== What is expected ==
Can you reproduce the data beneath, keeping every line exact?
============================================================
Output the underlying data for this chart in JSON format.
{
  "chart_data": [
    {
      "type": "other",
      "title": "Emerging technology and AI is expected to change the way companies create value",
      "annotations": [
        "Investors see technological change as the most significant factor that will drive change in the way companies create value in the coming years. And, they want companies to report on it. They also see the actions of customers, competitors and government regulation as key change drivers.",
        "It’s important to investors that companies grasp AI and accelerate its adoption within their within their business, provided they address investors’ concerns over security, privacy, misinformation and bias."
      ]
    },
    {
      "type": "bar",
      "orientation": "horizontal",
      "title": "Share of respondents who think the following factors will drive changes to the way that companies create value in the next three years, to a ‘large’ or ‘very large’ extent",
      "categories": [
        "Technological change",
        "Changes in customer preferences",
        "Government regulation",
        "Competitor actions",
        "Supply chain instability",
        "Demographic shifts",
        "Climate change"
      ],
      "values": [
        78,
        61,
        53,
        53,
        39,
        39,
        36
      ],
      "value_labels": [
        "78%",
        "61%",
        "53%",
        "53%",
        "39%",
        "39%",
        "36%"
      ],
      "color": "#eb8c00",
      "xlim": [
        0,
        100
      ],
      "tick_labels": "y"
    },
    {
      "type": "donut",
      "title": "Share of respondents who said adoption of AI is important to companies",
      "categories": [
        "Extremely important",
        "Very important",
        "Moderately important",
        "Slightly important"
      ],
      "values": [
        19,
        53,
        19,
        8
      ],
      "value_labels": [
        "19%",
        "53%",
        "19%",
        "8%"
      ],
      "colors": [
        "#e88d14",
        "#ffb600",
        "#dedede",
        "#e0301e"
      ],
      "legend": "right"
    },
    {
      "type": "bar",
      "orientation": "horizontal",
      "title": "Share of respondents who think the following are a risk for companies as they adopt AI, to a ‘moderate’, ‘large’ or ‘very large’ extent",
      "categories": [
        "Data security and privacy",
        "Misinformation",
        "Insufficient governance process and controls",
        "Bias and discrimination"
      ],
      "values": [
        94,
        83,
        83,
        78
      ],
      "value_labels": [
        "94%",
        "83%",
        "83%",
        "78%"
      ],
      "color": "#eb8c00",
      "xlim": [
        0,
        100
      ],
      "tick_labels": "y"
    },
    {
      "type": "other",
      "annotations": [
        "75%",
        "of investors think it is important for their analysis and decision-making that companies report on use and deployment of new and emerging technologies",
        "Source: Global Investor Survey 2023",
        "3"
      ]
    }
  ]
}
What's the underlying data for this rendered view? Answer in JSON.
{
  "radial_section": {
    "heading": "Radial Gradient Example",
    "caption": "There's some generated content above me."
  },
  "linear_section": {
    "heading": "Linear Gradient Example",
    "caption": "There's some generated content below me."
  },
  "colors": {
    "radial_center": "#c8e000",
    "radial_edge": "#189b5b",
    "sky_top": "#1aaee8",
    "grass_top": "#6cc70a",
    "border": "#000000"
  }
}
============================================================
== Expected output ==
Output the underlying data for this chart in JSON format.
{
  "chart_data": [
    {
      "type": "other",
      "title": "Emerging technology and AI is expected to change the way companies create value",
      "annotations": [
        "Investors see technological change as the most significant factor that will drive change in the way companies create value in the coming years. And, they want companies to report on it. They also see the actions of customers, competitors and government regulation as key change drivers.",
        "It’s important to investors that companies grasp AI and accelerate its adoption within their within their business, provided they address investors’ concerns over security, privacy, misinformation and bias."
      ]
    },
    {
      "type": "bar",
      "orientation": "horizontal",
      "title": "Share of respondents who think the following factors will drive changes to the way that companies create value in the next three years, to a ‘large’ or ‘very large’ extent",
      "categories": [
        "Technological change",
        "Changes in customer preferences",
        "Government regulation",
        "Competitor actions",
        "Supply chain instability",
        "Demographic shifts",
        "Climate change"
      ],
      "values": [
        78,
        61,
        53,
        53,
        39,
        39,
        36
      ],
      "value_labels": [
        "78%",
        "61%",
        "53%",
        "53%",
        "39%",
        "39%",
        "36%"
      ],
      "color": "#eb8c00",
      "xlim": [
        0,
        100
      ],
      "tick_labels": "y"
    },
    {
      "type": "donut",
      "title": "Share of respondents who said adoption of AI is important to companies",
      "categories": [
        "Extremely important",
        "Very important",
        "Moderately important",
        "Slightly important"
      ],
      "values": [
        19,
        53,
        19,
        8
      ],
      "value_labels": [
        "19%",
        "53%",
        "19%",
        "8%"
      ],
      "colors": [
        "#e88d14",
        "#ffb600",
        "#dedede",
        "#e0301e"
      ],
      "legend": "right"
    },
    {
      "type": "bar",
      "orientation": "horizontal",
      "title": "Share of respondents who think the following are a risk for companies as they adopt AI, to a ‘moderate’, ‘large’ or ‘very large’ extent",
      "categories": [
        "Data security and privacy",
        "Misinformation",
        "Insufficient governance process and controls",
        "Bias and discrimination"
      ],
      "values": [
        94,
        83,
        83,
        78
      ],
      "value_labels": [
        "94%",
        "83%",
        "83%",
        "78%"
      ],
      "color": "#eb8c00",
      "xlim": [
        0,
        100
      ],
      "tick_labels": "y"
    },
    {
      "type": "other",
      "annotations": [
        "75%",
        "of investors think it is important for their analysis and decision-making that companies report on use and deployment of new and emerging technologies",
        "Source: Global Investor Survey 2023",
        "3"
      ]
    }
  ]
}
What's the underlying data for this rendered view? Answer in JSON.
{
  "radial_section": {
    "heading": "Radial Gradient Example",
    "caption": "There's some generated content above me."
  },
  "linear_section": {
    "heading": "Linear Gradient Example",
    "caption": "There's some generated content below me."
  },
  "colors": {
    "radial_center": "#c8e000",
    "radial_edge": "#189b5b",
    "sky_top": "#1aaee8",
    "grass_top": "#6cc70a",
    "border": "#000000"
  }
}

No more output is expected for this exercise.